**Data supplied:**
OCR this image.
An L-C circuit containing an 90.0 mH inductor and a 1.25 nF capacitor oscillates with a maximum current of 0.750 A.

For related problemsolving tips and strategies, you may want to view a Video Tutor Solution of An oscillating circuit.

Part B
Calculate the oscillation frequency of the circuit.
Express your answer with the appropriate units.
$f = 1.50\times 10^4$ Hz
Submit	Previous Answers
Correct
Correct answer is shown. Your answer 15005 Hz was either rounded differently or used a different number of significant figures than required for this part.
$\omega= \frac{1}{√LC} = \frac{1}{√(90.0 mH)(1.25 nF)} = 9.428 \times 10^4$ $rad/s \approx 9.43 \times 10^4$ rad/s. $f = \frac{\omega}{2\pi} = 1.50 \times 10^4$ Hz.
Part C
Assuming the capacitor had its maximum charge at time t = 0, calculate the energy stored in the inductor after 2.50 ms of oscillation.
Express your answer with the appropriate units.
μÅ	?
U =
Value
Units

**Goal:**
List every line in the records above that contains the word "inductor".

**Solution for this problem:**
An L-C circuit containing an 90.0 mH inductor and a 1.25 nF capacitor oscillates with a maximum current of 0.750 A.
Assuming the capacitor had its maximum charge at time t = 0, calculate the energy stored in the inductor after 2.50 ms of oscillation.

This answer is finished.